__Document extract__.

— BEGIN —

Need To Reorient Your Priorities

| PA, USA | Romantic | June 1, 2016

(It’s Easter Sunday, so the store I work in is basically empty. I’m chatting with my female co-worker when our supervisor’s boyfriend comes in to bring him dinner. After a brief introduction, they leave for the back.)

Coworker: “Oh, my god, he’s so hot.”

Me: “I know.”

Coworker: “It’s too bad he’s gay.”

Me: “…”

Coworker: “And that I have a boyfriend.”

Me: “I love how that’s the second problem you saw.”

Gangsta Needed To Get Spanked

| Jefferson City, MO, USA | Right | May 24, 2016

(I am working a 12-hour day since two other employees are on vacation. I am on my final hour, and have just finished with some “wannabe gangstas,” who are very rude and obviously drunk. I go check on another customer.)

Me: *sighs* “Hello. Did you find everything okay?”

Customer: *in her mid-20s* “Yeah. Sorry about them.”

Me: “Thanks.”

Customer: “Yeah, my parents disciplined me when I was younger so I grew up with a condition called ‘respect for others.’”

Game, Set, And Matches

| USA | Right | May 18, 2016

(I work in a store that was recently stung by the local P.D. and failed a decoy operation. The offending employee was fired, fined, given a court date, and charged with a criminal offense. This resulted in a huge crackdown on our ID policy from management. A young woman comes in and asks me for a free pack of matches.)

Me: “Sure, but I’m going to need to see your ID.”

Customer: “What? For matches?”

Me: “Yes, ma’am, it’s considered the same thing as purchasing a lighter.”

Customer: “I don’t have my ID.”

Me: “I can’t give you matches, then. I’m sorry.”

— END —

__Data to process__.
— BEGIN —

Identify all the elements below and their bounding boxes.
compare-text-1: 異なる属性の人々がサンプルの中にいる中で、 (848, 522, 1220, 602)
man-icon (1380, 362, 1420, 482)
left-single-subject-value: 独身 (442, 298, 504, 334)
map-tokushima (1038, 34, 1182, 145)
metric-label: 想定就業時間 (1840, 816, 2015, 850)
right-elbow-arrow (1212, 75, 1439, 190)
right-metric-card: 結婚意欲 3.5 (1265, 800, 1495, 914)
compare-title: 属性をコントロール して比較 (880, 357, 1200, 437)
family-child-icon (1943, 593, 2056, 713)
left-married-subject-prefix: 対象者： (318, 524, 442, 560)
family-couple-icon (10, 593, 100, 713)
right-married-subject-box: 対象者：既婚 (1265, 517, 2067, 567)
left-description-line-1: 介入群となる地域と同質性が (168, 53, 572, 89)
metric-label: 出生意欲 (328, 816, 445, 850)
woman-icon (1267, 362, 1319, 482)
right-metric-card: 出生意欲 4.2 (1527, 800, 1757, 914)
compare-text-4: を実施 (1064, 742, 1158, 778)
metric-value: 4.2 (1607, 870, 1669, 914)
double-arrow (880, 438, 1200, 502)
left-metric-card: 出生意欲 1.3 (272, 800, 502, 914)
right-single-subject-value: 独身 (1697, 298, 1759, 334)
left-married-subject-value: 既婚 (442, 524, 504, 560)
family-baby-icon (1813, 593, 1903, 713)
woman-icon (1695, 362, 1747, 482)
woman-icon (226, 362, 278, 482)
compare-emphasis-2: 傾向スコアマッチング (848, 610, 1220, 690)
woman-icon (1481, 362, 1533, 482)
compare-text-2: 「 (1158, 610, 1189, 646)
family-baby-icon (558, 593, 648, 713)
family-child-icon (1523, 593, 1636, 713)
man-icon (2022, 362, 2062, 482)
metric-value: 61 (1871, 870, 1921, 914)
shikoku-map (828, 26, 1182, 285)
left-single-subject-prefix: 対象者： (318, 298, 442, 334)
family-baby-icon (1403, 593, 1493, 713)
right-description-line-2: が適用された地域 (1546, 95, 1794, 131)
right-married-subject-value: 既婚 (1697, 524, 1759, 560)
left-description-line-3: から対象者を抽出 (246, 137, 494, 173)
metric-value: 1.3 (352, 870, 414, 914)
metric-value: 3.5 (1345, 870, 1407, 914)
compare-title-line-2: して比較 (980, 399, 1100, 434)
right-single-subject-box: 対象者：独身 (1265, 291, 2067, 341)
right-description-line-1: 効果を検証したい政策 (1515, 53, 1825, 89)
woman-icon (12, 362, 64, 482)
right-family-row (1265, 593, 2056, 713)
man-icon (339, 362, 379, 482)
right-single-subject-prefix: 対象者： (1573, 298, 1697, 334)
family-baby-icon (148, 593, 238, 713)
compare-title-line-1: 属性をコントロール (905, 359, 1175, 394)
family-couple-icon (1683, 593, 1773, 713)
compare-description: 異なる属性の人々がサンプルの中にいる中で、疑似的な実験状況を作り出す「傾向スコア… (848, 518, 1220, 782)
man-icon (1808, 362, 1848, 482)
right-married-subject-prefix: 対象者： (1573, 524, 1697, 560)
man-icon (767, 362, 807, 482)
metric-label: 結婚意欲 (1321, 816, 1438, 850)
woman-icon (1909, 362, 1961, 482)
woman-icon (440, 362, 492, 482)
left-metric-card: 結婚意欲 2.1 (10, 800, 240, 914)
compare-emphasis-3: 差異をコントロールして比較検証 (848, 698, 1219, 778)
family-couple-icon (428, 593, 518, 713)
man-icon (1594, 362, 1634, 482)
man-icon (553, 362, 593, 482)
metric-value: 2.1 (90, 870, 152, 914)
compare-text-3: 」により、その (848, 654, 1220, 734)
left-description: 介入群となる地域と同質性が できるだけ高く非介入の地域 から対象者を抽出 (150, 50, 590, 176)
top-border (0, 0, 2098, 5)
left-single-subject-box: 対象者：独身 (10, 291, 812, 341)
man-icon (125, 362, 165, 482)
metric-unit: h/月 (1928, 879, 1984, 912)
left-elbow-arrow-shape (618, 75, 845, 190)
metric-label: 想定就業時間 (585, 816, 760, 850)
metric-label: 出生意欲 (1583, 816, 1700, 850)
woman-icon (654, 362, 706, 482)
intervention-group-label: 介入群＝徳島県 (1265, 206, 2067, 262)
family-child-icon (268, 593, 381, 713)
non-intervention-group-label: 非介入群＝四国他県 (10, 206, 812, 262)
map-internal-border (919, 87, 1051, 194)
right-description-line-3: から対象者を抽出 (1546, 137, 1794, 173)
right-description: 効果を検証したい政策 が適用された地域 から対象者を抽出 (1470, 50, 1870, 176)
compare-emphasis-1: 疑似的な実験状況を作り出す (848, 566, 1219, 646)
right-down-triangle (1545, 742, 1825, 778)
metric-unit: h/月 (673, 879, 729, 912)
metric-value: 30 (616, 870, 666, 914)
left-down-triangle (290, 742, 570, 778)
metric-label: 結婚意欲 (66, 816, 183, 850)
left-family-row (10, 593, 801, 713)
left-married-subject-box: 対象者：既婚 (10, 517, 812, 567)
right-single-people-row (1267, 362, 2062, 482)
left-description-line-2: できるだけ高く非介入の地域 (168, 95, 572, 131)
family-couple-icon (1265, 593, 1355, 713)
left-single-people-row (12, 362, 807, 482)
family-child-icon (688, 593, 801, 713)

— END —
— BEGIN —

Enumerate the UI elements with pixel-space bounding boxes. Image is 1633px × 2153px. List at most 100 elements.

— END —
— BEGIN —

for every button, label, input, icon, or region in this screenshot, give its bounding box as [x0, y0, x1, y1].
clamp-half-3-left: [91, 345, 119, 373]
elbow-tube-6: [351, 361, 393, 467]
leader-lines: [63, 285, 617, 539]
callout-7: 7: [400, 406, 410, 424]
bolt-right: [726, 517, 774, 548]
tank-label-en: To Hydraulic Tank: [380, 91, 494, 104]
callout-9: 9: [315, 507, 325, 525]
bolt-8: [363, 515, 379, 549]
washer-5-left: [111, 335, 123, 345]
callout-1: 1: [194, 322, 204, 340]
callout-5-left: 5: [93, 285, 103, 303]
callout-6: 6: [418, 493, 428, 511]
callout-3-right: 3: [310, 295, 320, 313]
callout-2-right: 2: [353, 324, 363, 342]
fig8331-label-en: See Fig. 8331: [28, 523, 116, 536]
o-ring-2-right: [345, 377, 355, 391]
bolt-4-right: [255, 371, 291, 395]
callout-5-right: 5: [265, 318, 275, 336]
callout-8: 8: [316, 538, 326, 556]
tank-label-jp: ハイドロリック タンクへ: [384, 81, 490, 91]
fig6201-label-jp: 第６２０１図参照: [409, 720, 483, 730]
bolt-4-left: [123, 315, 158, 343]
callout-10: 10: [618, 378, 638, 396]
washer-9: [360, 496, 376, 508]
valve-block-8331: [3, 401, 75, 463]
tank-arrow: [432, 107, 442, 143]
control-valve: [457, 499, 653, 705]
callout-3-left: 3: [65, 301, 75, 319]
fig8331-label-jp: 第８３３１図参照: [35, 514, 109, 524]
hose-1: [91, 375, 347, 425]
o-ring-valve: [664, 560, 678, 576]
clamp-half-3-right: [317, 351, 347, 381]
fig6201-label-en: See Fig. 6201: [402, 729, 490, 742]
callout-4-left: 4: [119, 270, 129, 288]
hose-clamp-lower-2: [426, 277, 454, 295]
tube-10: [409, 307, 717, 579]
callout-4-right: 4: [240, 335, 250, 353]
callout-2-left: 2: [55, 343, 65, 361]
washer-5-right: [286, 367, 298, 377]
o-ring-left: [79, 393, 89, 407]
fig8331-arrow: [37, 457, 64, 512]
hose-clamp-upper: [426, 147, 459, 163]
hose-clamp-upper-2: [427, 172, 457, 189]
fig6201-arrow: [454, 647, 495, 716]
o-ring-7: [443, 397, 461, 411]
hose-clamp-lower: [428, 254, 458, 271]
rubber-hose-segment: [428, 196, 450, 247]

— END —

__Required task 1__. In the first block of entries, render the lines from the one containing "Identify all the" through the one containing "right-married-subject-box: 対象者：既婚 (1265, 517, 2067, 567)", inclusive, as a JSON list of strings with one string per line and blank lines left out.
__Required task 2__. Pick up the retail store anecdotes after their last line and write what comes next.

__Final result 1__.
[
  "Identify all the elements below and their bounding boxes.",
  "compare-text-1: 異なる属性の人々がサンプルの中にいる中で、 (848, 522, 1220, 602)",
  "man-icon (1380, 362, 1420, 482)",
  "left-single-subject-value: 独身 (442, 298, 504, 334)",
  "map-tokushima (1038, 34, 1182, 145)",
  "metric-label: 想定就業時間 (1840, 816, 2015, 850)",
  "right-elbow-arrow (1212, 75, 1439, 190)",
  "right-metric-card: 結婚意欲 3.5 (1265, 800, 1495, 914)",
  "compare-title: 属性をコントロール して比較 (880, 357, 1200, 437)",
  "family-child-icon (1943, 593, 2056, 713)",
  "left-married-subject-prefix: 対象者： (318, 524, 442, 560)",
  "family-couple-icon (10, 593, 100, 713)",
  "right-married-subject-box: 対象者：既婚 (1265, 517, 2067, 567)"
]

__Final result 2__.
Customer: “I was just in here last week. You don’t remember me?”

Me: “No.”

Customer: “Do you just not have a memory?”

(At this point I’m kind of stricken by her rudeness and general demeanor. She’s obviously getting extremely upset about me not giving her a pack of matches.)

Me: “I see hundreds of people every week, ma’am. I can’t remember every single one of them.”

Customer: “You are very rude! Why are you being so mean to me?”

Me: “How am I being rude? I could lose my job for not asking for ID.”

Customer: “You’re making me feel stupid!”

(At this point her attitude changes completely and she actually begins to cry.)

Customer: “PLEASE just give me the matches! Why are you doing this to me?”

Me: “I can’t. Someone just lost their job and has to go to court because they didn’t ID a customer.”

Customer: “F*** you! I will be speaking to your manager!”

Me: “So you’re going to complain to my manager about me doing my job?”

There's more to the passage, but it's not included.